WHAT TO WORK ON — For the records below, report how many lines include the word "October". Only the number should appear.

(Collected data entries)
# # # #
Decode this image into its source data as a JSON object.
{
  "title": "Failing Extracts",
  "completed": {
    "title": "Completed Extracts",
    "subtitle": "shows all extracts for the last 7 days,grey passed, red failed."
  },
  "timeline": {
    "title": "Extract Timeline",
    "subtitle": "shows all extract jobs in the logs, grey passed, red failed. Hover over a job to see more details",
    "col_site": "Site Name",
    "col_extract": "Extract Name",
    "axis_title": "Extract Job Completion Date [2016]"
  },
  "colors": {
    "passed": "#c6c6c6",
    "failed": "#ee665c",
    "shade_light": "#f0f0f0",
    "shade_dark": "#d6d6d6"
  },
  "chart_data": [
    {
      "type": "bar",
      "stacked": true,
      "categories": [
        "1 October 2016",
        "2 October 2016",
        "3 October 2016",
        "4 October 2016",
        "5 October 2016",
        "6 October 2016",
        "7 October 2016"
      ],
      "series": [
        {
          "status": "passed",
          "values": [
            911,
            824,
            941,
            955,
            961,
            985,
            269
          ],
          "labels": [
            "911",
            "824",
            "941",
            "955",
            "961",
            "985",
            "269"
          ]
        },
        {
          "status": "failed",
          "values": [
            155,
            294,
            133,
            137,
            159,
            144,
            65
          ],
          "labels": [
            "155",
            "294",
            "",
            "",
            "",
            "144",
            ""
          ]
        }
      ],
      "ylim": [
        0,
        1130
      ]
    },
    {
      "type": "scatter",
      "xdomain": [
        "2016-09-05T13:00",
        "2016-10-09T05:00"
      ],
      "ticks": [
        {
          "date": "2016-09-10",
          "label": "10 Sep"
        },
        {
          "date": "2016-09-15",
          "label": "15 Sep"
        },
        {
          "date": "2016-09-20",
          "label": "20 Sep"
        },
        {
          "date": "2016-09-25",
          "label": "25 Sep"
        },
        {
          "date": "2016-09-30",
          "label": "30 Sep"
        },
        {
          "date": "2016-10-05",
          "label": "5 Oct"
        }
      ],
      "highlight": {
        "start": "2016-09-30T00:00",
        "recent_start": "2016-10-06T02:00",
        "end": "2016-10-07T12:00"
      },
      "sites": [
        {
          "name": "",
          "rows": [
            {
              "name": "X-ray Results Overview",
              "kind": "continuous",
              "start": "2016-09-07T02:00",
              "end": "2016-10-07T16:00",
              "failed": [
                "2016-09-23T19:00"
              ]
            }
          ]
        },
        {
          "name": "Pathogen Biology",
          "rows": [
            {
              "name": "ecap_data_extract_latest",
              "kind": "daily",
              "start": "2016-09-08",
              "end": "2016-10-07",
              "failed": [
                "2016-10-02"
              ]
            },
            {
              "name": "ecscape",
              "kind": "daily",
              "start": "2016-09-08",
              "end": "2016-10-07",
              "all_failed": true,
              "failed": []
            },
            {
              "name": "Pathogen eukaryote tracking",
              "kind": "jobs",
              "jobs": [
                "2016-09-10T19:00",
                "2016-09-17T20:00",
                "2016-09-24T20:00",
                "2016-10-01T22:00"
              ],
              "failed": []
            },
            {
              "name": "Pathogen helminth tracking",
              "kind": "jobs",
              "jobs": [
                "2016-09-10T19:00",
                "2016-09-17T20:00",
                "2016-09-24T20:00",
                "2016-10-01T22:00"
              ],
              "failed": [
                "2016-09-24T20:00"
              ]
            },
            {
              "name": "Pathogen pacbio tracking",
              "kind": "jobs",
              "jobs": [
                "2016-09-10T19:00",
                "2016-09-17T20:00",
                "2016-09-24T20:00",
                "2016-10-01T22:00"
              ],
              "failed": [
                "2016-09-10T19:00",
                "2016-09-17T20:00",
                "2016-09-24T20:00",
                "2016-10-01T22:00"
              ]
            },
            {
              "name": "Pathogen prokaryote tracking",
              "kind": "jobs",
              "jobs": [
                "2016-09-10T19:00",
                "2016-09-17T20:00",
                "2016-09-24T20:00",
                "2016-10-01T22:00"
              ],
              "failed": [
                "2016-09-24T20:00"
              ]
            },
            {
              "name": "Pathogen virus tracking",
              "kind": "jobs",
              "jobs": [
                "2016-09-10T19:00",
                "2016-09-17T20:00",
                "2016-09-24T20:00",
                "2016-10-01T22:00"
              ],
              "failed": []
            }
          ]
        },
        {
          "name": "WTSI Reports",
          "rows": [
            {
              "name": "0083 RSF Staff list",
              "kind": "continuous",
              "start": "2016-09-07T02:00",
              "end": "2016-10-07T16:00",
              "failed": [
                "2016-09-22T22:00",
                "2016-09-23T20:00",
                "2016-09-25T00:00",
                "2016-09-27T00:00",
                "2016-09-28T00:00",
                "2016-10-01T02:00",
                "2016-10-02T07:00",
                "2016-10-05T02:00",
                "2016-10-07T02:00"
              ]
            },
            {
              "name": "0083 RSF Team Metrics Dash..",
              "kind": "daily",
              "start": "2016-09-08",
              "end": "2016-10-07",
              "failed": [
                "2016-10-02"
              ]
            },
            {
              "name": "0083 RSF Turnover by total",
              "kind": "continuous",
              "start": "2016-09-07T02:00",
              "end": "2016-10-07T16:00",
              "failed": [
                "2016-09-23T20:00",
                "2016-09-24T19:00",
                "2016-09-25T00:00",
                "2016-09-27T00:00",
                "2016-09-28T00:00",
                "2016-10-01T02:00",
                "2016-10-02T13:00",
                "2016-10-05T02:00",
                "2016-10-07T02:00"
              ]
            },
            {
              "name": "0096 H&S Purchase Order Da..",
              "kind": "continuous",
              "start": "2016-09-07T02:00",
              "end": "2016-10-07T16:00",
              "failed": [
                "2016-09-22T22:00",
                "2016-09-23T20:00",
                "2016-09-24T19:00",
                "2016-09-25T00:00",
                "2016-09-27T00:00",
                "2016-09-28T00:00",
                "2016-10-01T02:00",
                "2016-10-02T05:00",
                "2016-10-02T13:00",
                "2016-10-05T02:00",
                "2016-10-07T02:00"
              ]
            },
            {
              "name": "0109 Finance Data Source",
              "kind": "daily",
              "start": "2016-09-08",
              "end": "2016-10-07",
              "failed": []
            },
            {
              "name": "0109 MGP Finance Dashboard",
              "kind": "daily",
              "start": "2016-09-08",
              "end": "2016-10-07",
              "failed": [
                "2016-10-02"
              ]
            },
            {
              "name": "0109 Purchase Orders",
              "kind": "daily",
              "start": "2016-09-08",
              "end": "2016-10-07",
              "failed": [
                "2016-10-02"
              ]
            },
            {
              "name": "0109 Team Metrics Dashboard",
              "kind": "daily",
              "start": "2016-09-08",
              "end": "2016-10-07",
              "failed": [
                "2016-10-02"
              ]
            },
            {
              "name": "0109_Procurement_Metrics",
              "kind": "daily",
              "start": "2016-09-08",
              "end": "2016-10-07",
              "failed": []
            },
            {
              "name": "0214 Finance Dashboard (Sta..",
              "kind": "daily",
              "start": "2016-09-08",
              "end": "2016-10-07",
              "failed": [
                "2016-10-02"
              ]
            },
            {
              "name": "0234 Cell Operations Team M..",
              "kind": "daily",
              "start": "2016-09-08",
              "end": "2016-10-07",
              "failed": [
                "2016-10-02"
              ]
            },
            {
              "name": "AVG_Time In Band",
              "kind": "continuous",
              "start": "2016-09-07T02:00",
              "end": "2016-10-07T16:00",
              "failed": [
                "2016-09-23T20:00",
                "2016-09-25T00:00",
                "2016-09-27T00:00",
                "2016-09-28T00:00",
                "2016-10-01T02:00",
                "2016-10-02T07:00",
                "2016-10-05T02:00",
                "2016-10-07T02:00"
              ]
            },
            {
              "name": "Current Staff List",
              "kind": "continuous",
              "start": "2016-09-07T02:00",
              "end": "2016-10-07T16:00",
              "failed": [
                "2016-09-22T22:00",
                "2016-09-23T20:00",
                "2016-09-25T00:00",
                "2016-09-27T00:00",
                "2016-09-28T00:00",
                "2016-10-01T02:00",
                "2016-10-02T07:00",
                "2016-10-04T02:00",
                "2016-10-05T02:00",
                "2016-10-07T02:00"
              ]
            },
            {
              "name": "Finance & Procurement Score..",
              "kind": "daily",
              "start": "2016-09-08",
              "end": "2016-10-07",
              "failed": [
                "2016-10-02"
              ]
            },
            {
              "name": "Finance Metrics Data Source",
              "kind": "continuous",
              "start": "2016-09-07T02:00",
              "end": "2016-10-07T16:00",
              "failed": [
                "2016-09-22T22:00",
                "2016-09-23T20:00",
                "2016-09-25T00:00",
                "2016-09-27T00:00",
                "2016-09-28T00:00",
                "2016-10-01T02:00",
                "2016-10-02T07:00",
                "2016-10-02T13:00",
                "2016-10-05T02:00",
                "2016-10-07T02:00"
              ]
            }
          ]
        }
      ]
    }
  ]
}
# # # #
TASK RESPONSE — 7